#### DO THIS
Copy every line with the string "Products" in it.

#### INPUT
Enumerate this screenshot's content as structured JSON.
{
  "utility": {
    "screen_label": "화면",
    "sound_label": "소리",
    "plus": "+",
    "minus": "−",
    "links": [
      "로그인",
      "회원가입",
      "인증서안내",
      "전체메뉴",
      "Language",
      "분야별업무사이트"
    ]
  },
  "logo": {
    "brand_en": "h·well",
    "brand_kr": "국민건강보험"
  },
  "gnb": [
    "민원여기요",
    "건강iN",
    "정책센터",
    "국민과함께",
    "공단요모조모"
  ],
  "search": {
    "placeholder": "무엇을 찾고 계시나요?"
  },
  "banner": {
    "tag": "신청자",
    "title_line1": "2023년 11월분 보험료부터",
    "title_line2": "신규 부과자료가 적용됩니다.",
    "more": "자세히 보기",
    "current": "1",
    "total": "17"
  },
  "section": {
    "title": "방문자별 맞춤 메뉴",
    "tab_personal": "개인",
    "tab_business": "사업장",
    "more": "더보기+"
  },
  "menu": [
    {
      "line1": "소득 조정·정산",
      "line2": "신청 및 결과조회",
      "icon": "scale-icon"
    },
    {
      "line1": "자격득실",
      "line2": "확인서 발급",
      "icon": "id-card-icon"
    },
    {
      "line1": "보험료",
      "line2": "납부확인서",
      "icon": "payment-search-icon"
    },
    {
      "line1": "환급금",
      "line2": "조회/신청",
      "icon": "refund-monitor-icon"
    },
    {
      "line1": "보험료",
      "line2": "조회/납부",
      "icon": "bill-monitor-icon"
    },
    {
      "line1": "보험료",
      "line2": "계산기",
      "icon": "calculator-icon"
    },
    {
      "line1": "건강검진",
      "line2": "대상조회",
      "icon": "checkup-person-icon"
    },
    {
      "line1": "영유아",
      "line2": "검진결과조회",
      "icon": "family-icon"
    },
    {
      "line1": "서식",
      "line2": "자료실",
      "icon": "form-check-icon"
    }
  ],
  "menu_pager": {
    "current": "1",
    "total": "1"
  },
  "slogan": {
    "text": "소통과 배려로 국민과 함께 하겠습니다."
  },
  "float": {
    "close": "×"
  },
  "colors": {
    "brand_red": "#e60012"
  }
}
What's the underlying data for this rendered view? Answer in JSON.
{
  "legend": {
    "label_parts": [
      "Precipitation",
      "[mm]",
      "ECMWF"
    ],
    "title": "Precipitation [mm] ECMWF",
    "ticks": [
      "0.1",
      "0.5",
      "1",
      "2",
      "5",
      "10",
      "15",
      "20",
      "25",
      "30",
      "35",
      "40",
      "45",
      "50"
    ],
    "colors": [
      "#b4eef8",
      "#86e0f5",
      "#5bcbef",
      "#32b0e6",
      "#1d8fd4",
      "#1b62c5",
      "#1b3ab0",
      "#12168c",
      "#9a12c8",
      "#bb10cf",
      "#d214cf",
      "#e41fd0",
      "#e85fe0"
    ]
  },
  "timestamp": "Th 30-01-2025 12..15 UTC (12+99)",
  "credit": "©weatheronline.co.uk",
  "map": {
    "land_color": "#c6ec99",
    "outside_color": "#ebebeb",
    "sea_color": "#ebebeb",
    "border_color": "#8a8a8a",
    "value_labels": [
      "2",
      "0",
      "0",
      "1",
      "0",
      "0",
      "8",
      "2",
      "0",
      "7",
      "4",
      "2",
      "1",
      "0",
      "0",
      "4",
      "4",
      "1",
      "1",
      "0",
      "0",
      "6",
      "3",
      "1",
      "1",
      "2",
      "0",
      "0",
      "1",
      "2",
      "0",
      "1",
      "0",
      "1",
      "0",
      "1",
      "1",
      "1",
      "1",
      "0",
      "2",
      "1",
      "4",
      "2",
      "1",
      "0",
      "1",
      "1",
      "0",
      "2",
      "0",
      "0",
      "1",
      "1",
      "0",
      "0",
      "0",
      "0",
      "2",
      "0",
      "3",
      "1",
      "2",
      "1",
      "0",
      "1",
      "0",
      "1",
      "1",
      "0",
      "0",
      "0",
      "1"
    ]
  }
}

==

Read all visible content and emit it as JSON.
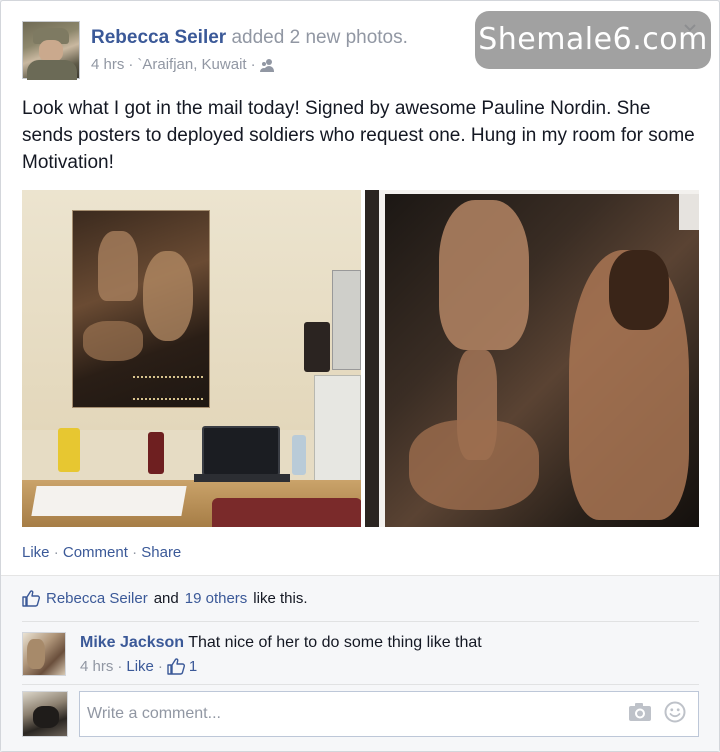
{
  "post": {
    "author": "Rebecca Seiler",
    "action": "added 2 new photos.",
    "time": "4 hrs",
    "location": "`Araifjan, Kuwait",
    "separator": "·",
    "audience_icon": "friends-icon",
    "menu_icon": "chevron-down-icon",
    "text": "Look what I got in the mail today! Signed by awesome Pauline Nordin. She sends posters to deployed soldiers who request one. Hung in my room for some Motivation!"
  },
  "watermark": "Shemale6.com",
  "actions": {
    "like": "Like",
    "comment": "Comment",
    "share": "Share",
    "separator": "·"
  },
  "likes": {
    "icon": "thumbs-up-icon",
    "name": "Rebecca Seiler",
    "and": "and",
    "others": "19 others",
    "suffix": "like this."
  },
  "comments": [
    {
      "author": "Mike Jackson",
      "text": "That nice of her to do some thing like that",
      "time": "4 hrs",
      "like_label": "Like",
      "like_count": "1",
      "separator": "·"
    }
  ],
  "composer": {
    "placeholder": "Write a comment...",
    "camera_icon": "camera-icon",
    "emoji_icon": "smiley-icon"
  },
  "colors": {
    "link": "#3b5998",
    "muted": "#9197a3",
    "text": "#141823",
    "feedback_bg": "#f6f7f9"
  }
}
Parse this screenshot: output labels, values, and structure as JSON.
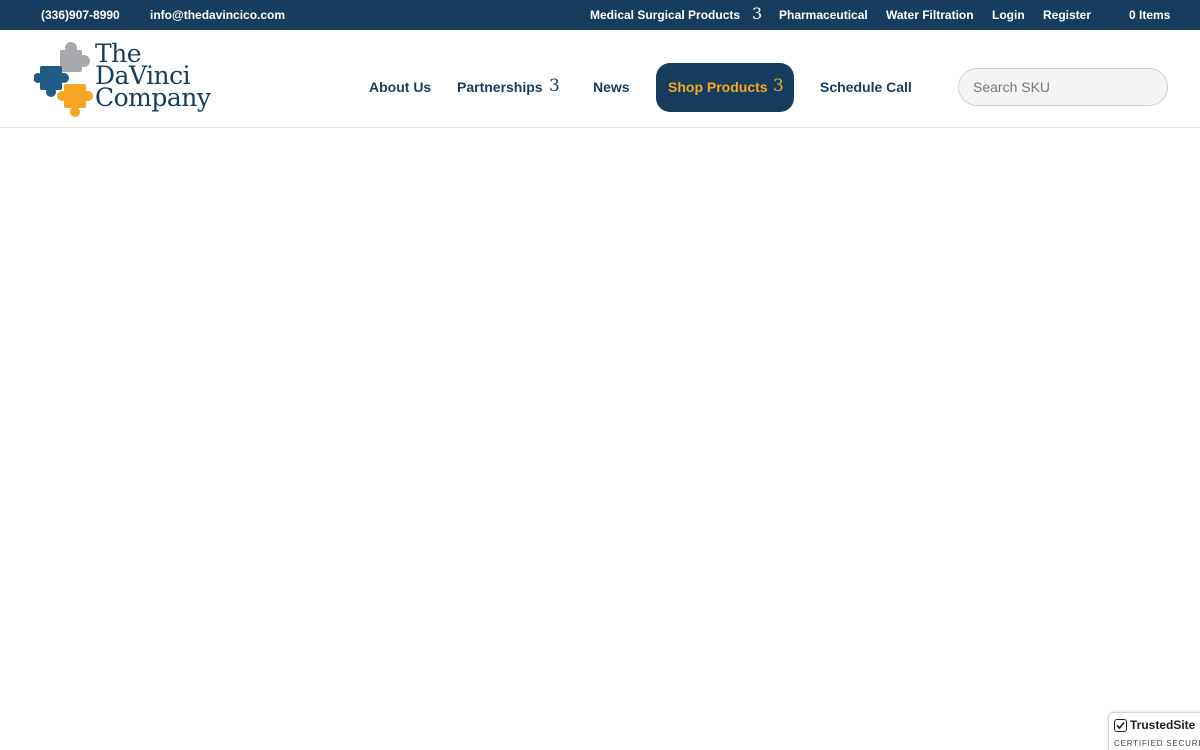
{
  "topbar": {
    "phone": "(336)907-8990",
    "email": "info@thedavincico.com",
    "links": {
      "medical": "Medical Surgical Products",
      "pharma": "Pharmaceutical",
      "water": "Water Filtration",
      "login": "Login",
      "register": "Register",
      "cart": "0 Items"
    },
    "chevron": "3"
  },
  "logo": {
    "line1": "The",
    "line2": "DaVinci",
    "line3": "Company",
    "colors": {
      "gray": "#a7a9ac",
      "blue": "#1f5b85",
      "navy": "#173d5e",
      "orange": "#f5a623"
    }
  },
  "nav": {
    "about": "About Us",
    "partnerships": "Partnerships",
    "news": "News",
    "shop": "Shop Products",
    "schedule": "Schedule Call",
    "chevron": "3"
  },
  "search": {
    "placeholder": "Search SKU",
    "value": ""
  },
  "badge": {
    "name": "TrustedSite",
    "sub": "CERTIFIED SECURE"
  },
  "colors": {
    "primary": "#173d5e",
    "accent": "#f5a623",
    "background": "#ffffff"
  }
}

#### EXPECTED ANSWER
      "medical": "Medical Surgical Products",
    "shop": "Shop Products",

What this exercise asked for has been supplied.